### Provided material
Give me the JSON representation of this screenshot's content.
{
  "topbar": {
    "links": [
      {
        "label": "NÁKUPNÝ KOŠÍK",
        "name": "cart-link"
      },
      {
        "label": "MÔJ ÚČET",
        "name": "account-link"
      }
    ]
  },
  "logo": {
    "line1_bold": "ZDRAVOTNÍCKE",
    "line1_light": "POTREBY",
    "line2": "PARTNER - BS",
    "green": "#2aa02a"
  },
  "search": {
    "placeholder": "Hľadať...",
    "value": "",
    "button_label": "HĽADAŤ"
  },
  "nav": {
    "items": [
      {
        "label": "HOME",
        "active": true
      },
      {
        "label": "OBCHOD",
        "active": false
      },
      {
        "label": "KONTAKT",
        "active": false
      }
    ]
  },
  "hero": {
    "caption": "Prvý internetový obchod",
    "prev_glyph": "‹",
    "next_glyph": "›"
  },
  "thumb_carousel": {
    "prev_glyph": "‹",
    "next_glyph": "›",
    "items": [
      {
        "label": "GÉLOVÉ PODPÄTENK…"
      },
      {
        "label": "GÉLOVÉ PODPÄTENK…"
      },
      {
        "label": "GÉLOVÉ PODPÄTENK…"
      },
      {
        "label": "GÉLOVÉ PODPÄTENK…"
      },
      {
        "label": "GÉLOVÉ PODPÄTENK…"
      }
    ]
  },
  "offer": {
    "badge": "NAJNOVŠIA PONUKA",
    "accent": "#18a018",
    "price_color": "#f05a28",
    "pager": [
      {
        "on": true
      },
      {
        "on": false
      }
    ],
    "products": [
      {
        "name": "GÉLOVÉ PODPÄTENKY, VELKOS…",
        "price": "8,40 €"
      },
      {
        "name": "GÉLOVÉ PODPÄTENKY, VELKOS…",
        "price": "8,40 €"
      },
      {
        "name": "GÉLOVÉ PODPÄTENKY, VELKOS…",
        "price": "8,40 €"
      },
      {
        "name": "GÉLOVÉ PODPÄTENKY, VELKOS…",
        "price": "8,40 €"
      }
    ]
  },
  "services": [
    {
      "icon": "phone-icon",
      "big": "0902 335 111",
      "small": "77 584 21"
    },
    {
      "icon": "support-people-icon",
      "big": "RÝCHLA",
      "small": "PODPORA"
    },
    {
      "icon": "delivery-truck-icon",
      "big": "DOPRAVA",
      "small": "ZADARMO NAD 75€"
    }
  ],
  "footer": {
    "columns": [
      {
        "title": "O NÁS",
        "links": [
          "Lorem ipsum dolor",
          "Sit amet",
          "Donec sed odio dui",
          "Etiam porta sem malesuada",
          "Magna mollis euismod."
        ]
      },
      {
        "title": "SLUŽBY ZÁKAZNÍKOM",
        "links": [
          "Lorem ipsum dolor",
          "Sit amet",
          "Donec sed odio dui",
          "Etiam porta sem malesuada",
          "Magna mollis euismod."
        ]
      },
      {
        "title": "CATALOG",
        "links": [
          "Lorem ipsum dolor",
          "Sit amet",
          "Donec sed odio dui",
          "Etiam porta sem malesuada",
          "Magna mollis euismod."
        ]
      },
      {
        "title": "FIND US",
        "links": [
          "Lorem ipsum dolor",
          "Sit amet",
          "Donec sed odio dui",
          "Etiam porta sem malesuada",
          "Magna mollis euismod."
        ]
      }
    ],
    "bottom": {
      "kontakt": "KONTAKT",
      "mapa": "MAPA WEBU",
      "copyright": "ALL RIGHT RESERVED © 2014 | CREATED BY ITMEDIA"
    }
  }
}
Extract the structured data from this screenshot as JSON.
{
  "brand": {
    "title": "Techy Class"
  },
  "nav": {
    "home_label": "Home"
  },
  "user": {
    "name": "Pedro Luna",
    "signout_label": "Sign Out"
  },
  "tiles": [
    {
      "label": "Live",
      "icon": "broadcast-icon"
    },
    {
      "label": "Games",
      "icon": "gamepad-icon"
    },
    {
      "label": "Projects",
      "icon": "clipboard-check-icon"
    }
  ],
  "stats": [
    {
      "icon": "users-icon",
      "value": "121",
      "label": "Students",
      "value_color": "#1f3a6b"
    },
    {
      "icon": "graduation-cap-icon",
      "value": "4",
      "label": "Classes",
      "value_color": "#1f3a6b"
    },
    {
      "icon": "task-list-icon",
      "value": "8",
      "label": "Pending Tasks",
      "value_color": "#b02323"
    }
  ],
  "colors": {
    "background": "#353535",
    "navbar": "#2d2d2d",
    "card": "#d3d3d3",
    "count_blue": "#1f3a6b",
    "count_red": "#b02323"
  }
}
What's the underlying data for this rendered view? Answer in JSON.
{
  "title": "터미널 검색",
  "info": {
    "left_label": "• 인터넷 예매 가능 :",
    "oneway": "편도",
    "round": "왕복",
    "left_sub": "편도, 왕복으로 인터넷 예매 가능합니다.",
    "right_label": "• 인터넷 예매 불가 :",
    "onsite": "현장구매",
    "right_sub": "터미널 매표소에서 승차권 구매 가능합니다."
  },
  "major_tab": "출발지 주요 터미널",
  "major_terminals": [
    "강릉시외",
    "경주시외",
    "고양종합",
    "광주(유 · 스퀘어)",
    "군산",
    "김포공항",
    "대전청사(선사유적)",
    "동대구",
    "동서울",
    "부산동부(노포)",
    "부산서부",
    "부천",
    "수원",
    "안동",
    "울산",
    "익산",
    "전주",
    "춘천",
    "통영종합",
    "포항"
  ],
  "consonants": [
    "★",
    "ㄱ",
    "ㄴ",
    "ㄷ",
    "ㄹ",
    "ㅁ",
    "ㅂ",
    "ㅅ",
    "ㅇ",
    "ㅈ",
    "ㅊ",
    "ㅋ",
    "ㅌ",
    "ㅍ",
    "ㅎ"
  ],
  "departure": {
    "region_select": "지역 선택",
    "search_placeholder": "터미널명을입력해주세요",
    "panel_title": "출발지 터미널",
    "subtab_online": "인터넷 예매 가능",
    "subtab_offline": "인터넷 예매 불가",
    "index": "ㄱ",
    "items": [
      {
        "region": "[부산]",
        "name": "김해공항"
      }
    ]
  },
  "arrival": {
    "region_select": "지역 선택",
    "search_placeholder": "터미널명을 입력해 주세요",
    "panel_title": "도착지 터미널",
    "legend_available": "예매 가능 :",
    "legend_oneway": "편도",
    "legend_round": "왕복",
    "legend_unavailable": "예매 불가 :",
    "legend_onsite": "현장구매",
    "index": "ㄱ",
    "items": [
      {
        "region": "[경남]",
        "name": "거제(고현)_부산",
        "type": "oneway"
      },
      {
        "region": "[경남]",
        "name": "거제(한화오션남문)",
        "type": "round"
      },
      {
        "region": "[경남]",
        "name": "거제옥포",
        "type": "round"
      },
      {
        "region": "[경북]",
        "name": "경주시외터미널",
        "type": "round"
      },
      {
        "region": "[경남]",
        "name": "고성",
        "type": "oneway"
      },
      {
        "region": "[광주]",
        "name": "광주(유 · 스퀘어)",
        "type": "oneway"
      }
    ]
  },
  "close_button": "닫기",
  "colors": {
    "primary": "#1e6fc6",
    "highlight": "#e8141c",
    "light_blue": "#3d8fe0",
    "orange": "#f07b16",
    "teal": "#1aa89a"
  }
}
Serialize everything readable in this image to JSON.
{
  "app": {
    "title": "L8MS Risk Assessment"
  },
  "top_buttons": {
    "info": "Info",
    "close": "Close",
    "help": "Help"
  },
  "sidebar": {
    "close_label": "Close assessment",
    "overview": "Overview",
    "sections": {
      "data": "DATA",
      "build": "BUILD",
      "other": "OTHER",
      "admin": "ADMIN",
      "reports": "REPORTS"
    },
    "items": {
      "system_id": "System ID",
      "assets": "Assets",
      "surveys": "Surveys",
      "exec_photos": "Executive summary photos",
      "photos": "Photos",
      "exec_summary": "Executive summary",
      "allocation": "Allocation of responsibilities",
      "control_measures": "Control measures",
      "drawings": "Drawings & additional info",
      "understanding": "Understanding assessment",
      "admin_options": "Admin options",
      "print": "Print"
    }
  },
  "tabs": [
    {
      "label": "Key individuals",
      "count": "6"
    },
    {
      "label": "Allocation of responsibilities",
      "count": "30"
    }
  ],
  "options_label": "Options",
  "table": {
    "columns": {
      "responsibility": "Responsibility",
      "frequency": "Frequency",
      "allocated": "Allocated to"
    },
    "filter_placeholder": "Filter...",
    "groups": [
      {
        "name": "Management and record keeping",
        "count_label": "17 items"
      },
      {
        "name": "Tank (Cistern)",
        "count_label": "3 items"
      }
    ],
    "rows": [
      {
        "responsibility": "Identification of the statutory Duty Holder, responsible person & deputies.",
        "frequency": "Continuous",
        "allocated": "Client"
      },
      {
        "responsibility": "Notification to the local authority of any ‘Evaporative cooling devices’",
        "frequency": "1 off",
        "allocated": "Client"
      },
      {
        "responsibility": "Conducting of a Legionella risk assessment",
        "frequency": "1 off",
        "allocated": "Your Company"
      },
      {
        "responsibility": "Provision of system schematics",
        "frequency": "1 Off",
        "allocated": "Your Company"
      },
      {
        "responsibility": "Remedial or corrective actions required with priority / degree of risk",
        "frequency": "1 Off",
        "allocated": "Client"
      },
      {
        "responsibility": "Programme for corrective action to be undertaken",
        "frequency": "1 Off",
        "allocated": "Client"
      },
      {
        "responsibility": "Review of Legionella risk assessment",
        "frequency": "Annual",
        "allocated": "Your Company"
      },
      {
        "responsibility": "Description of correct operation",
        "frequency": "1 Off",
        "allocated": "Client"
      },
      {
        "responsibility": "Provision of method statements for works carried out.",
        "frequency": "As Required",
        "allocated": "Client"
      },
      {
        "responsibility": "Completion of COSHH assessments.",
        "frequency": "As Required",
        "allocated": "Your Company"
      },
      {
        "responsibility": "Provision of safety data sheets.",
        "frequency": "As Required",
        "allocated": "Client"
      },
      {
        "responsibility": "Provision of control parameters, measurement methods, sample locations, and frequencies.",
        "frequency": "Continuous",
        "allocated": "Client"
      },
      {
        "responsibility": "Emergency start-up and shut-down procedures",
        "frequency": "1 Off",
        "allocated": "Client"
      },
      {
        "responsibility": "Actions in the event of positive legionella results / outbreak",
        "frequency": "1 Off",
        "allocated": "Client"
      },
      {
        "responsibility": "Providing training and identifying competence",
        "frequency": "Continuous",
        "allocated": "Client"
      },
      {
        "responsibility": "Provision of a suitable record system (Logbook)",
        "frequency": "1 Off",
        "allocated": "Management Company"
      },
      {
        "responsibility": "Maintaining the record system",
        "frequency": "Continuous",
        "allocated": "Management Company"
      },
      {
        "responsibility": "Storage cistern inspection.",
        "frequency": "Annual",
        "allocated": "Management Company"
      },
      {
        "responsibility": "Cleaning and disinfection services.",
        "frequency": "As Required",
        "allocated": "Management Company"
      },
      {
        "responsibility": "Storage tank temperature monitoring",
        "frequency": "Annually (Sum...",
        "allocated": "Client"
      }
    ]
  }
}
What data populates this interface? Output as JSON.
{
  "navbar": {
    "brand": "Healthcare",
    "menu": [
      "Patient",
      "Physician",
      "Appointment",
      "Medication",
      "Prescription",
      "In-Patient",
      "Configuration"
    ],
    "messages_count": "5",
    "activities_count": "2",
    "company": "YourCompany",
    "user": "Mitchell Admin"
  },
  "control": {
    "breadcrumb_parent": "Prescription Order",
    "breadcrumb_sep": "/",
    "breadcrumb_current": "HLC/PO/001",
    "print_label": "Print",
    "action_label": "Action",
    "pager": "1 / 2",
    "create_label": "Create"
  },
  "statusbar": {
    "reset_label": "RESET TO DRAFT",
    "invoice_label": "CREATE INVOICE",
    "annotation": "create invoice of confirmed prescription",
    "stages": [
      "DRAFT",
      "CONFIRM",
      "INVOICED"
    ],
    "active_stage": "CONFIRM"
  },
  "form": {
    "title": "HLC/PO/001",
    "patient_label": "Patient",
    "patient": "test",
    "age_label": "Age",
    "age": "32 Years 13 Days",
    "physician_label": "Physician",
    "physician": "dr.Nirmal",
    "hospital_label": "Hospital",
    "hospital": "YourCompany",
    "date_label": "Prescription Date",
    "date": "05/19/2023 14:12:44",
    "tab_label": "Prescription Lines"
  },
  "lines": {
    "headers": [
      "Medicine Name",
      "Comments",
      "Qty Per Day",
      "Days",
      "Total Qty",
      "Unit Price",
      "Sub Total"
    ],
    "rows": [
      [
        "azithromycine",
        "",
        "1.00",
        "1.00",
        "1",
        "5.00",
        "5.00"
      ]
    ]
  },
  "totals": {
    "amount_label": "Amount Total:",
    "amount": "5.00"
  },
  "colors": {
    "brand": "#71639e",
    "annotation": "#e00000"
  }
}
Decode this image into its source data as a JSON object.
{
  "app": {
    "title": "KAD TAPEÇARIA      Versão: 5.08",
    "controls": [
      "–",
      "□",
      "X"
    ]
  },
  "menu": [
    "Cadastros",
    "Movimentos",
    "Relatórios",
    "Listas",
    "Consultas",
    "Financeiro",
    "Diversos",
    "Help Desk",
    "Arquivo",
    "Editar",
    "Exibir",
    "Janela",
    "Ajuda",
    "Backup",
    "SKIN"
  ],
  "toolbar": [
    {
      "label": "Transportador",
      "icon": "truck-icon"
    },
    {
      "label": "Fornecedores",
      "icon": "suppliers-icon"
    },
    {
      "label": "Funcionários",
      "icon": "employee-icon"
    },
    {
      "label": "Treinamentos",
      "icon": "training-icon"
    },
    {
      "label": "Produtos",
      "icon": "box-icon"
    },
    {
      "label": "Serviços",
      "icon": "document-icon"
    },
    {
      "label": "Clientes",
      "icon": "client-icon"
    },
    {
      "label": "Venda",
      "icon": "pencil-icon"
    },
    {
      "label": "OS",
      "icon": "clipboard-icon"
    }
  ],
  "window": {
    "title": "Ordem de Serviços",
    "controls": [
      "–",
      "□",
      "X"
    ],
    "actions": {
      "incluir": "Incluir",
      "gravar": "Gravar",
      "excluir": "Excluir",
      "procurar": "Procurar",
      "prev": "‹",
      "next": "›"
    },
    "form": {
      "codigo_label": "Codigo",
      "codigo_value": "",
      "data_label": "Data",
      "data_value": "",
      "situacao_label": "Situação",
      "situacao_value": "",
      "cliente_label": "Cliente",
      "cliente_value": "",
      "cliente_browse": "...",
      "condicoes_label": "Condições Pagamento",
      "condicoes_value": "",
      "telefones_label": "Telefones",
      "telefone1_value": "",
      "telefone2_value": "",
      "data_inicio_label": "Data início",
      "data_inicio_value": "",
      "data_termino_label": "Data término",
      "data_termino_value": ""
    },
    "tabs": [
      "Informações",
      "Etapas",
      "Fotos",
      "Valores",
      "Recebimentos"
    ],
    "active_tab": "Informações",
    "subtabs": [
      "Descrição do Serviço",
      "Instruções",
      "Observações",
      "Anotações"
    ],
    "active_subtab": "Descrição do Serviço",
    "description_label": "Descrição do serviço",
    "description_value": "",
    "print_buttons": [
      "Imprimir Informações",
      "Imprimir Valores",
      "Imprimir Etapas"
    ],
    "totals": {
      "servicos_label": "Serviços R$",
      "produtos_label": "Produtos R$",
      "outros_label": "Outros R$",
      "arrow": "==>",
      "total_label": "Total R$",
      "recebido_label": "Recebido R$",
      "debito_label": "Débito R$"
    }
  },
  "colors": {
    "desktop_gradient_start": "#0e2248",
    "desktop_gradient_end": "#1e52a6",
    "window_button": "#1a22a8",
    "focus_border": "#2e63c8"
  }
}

### Objective
Using the material above, gather every line that includes "Descrição".

### Problem solution
      "Descrição do Serviço",
    "active_subtab": "Descrição do Serviço",
    "description_label": "Descrição do serviço",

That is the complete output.